> **Requirements**: Could you output each line of the data that follows exactly?

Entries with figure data
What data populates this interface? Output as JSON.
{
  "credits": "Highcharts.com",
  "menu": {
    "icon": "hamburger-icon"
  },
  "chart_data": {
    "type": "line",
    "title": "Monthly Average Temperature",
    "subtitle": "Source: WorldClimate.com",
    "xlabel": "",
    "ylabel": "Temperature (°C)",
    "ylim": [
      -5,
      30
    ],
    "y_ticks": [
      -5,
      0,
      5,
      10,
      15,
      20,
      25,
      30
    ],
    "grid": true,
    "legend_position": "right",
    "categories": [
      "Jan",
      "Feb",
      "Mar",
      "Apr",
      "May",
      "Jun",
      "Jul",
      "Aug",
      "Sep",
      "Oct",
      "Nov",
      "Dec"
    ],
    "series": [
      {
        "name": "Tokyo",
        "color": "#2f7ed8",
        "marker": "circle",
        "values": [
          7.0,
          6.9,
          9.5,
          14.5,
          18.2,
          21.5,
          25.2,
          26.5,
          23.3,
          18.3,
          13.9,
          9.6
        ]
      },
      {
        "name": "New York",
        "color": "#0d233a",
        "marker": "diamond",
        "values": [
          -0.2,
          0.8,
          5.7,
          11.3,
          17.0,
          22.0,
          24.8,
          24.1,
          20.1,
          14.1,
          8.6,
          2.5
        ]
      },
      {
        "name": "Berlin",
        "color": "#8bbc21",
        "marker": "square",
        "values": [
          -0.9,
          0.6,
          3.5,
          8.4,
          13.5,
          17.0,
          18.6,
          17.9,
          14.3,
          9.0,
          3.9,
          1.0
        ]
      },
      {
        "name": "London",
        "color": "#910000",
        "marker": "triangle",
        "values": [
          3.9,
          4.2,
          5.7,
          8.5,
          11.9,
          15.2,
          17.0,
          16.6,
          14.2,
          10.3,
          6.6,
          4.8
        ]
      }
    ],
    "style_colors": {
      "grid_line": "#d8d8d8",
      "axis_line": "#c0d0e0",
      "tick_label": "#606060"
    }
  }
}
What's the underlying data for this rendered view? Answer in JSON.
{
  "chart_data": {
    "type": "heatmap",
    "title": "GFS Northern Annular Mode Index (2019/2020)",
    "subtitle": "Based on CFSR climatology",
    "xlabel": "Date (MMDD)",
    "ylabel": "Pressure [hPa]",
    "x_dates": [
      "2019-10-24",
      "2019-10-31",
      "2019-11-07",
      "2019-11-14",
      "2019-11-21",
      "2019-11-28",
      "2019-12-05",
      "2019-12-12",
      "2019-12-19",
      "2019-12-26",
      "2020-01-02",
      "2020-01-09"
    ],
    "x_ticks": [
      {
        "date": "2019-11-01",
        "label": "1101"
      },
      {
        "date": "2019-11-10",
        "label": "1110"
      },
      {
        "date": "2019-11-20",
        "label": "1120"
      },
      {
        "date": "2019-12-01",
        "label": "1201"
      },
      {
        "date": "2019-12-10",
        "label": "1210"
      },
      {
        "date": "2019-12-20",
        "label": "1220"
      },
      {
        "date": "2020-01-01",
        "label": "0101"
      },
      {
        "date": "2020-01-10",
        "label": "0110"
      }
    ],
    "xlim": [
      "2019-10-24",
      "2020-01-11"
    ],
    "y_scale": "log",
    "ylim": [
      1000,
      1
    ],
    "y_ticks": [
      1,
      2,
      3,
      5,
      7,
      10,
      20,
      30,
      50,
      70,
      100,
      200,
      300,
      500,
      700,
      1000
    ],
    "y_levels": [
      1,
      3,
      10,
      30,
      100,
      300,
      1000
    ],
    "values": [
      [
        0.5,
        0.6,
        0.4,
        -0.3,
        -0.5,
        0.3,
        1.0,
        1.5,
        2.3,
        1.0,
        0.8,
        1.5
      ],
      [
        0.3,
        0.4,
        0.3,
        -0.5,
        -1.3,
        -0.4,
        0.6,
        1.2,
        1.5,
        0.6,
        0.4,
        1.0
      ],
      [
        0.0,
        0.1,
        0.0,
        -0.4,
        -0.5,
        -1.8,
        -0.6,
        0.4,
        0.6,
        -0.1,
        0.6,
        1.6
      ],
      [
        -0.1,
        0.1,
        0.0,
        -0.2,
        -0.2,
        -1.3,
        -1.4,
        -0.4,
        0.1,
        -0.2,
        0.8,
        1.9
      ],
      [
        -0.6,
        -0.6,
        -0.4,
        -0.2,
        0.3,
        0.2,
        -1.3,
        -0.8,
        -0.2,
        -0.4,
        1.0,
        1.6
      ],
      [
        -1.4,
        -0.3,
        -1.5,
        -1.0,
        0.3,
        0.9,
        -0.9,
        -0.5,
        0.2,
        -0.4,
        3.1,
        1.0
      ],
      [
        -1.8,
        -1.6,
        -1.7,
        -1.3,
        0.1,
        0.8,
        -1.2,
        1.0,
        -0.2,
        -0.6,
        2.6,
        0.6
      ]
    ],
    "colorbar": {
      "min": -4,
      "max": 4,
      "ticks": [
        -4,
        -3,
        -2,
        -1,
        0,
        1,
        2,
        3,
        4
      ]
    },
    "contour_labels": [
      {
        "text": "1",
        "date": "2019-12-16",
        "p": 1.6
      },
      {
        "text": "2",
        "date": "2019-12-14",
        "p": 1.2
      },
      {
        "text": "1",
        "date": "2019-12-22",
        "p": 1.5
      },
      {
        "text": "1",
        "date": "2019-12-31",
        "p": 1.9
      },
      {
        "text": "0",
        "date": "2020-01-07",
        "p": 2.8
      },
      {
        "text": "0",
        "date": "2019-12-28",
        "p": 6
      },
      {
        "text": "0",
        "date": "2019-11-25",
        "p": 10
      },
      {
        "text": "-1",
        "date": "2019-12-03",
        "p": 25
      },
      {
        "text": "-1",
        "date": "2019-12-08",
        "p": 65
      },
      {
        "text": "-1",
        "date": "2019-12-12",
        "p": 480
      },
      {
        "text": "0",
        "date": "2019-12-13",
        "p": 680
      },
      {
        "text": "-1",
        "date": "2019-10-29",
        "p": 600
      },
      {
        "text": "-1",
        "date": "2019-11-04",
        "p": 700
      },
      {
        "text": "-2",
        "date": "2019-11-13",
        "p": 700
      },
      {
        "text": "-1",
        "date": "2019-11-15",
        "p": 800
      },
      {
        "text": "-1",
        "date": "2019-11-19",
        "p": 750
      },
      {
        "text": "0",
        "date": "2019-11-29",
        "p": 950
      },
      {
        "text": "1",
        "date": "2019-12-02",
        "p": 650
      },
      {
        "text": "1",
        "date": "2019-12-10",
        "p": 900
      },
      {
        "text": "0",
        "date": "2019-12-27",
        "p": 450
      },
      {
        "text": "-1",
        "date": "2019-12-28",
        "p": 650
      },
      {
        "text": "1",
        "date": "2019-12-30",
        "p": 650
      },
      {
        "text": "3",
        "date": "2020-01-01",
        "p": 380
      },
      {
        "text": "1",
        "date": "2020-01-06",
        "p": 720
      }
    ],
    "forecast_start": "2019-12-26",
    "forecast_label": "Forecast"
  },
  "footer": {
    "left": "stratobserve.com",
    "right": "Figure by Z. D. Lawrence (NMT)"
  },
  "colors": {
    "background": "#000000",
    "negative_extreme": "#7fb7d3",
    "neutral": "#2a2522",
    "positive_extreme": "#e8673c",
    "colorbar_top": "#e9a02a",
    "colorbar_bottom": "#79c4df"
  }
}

> **Exercise answer**:
What data populates this interface? Output as JSON.
{
  "credits": "Highcharts.com",
  "menu": {
    "icon": "hamburger-icon"
  },
  "chart_data": {
    "type": "line",
    "title": "Monthly Average Temperature",
    "subtitle": "Source: WorldClimate.com",
    "xlabel": "",
    "ylabel": "Temperature (°C)",
    "ylim": [
      -5,
      30
    ],
    "y_ticks": [
      -5,
      0,
      5,
      10,
      15,
      20,
      25,
      30
    ],
    "grid": true,
    "legend_position": "right",
    "categories": [
      "Jan",
      "Feb",
      "Mar",
      "Apr",
      "May",
      "Jun",
      "Jul",
      "Aug",
      "Sep",
      "Oct",
      "Nov",
      "Dec"
    ],
    "series": [
      {
        "name": "Tokyo",
        "color": "#2f7ed8",
        "marker": "circle",
        "values": [
          7.0,
          6.9,
          9.5,
          14.5,
          18.2,
          21.5,
          25.2,
          26.5,
          23.3,
          18.3,
          13.9,
          9.6
        ]
      },
      {
        "name": "New York",
        "color": "#0d233a",
        "marker": "diamond",
        "values": [
          -0.2,
          0.8,
          5.7,
          11.3,
          17.0,
          22.0,
          24.8,
          24.1,
          20.1,
          14.1,
          8.6,
          2.5
        ]
      },
      {
        "name": "Berlin",
        "color": "#8bbc21",
        "marker": "square",
        "values": [
          -0.9,
          0.6,
          3.5,
          8.4,
          13.5,
          17.0,
          18.6,
          17.9,
          14.3,
          9.0,
          3.9,
          1.0
        ]
      },
      {
        "name": "London",
        "color": "#910000",
        "marker": "triangle",
        "values": [
          3.9,
          4.2,
          5.7,
          8.5,
          11.9,
          15.2,
          17.0,
          16.6,
          14.2,
          10.3,
          6.6,
          4.8
        ]
      }
    ],
    "style_colors": {
      "grid_line": "#d8d8d8",
      "axis_line": "#c0d0e0",
      "tick_label": "#606060"
    }
  }
}
What's the underlying data for this rendered view? Answer in JSON.
{
  "chart_data": {
    "type": "heatmap",
    "title": "GFS Northern Annular Mode Index (2019/2020)",
    "subtitle": "Based on CFSR climatology",
    "xlabel": "Date (MMDD)",
    "ylabel": "Pressure [hPa]",
    "x_dates": [
      "2019-10-24",
      "2019-10-31",
      "2019-11-07",
      "2019-11-14",
      "2019-11-21",
      "2019-11-28",
      "2019-12-05",
      "2019-12-12",
      "2019-12-19",
      "2019-12-26",
      "2020-01-02",
      "2020-01-09"
    ],
    "x_ticks": [
      {
        "date": "2019-11-01",
        "label": "1101"
      },
      {
        "date": "2019-11-10",
        "label": "1110"
      },
      {
        "date": "2019-11-20",
        "label": "1120"
      },
      {
        "date": "2019-12-01",
        "label": "1201"
      },
      {
        "date": "2019-12-10",
        "label": "1210"
      },
      {
        "date": "2019-12-20",
        "label": "1220"
      },
      {
        "date": "2020-01-01",
        "label": "0101"
      },
      {
        "date": "2020-01-10",
        "label": "0110"
      }
    ],
    "xlim": [
      "2019-10-24",
      "2020-01-11"
    ],
    "y_scale": "log",
    "ylim": [
      1000,
      1
    ],
    "y_ticks": [
      1,
      2,
      3,
      5,
      7,
      10,
      20,
      30,
      50,
      70,
      100,
      200,
      300,
      500,
      700,
      1000
    ],
    "y_levels": [
      1,
      3,
      10,
      30,
      100,
      300,
      1000
    ],
    "values": [
      [
        0.5,
        0.6,
        0.4,
        -0.3,
        -0.5,
        0.3,
        1.0,
        1.5,
        2.3,
        1.0,
        0.8,
        1.5
      ],
      [
        0.3,
        0.4,
        0.3,
        -0.5,
        -1.3,
        -0.4,
        0.6,
        1.2,
        1.5,
        0.6,
        0.4,
        1.0
      ],
      [
        0.0,
        0.1,
        0.0,
        -0.4,
        -0.5,
        -1.8,
        -0.6,
        0.4,
        0.6,
        -0.1,
        0.6,
        1.6
      ],
      [
        -0.1,
        0.1,
        0.0,
        -0.2,
        -0.2,
        -1.3,
        -1.4,
        -0.4,
        0.1,
        -0.2,
        0.8,
        1.9
      ],
      [
        -0.6,
        -0.6,
        -0.4,
        -0.2,
        0.3,
        0.2,
        -1.3,
        -0.8,
        -0.2,
        -0.4,
        1.0,
        1.6
      ],
      [
        -1.4,
        -0.3,
        -1.5,
        -1.0,
        0.3,
        0.9,
        -0.9,
        -0.5,
        0.2,
        -0.4,
        3.1,
        1.0
      ],
      [
        -1.8,
        -1.6,
        -1.7,
        -1.3,
        0.1,
        0.8,
        -1.2,
        1.0,
        -0.2,
        -0.6,
        2.6,
        0.6
      ]
    ],
    "colorbar": {
      "min": -4,
      "max": 4,
      "ticks": [
        -4,
        -3,
        -2,
        -1,
        0,
        1,
        2,
        3,
        4
      ]
    },
    "contour_labels": [
      {
        "text": "1",
        "date": "2019-12-16",
        "p": 1.6
      },
      {
        "text": "2",
        "date": "2019-12-14",
        "p": 1.2
      },
      {
        "text": "1",
        "date": "2019-12-22",
        "p": 1.5
      },
      {
        "text": "1",
        "date": "2019-12-31",
        "p": 1.9
      },
      {
        "text": "0",
        "date": "2020-01-07",
        "p": 2.8
      },
      {
        "text": "0",
        "date": "2019-12-28",
        "p": 6
      },
      {
        "text": "0",
        "date": "2019-11-25",
        "p": 10
      },
      {
        "text": "-1",
        "date": "2019-12-03",
        "p": 25
      },
      {
        "text": "-1",
        "date": "2019-12-08",
        "p": 65
      },
      {
        "text": "-1",
        "date": "2019-12-12",
        "p": 480
      },
      {
        "text": "0",
        "date": "2019-12-13",
        "p": 680
      },
      {
        "text": "-1",
        "date": "2019-10-29",
        "p": 600
      },
      {
        "text": "-1",
        "date": "2019-11-04",
        "p": 700
      },
      {
        "text": "-2",
        "date": "2019-11-13",
        "p": 700
      },
      {
        "text": "-1",
        "date": "2019-11-15",
        "p": 800
      },
      {
        "text": "-1",
        "date": "2019-11-19",
        "p": 750
      },
      {
        "text": "0",
        "date": "2019-11-29",
        "p": 950
      },
      {
        "text": "1",
        "date": "2019-12-02",
        "p": 650
      },
      {
        "text": "1",
        "date": "2019-12-10",
        "p": 900
      },
      {
        "text": "0",
        "date": "2019-12-27",
        "p": 450
      },
      {
        "text": "-1",
        "date": "2019-12-28",
        "p": 650
      },
      {
        "text": "1",
        "date": "2019-12-30",
        "p": 650
      },
      {
        "text": "3",
        "date": "2020-01-01",
        "p": 380
      },
      {
        "text": "1",
        "date": "2020-01-06",
        "p": 720
      }
    ],
    "forecast_start": "2019-12-26",
    "forecast_label": "Forecast"
  },
  "footer": {
    "left": "stratobserve.com",
    "right": "Figure by Z. D. Lawrence (NMT)"
  },
  "colors": {
    "background": "#000000",
    "negative_extreme": "#7fb7d3",
    "neutral": "#2a2522",
    "positive_extreme": "#e8673c",
    "colorbar_top": "#e9a02a",
    "colorbar_bottom": "#79c4df"
  }
}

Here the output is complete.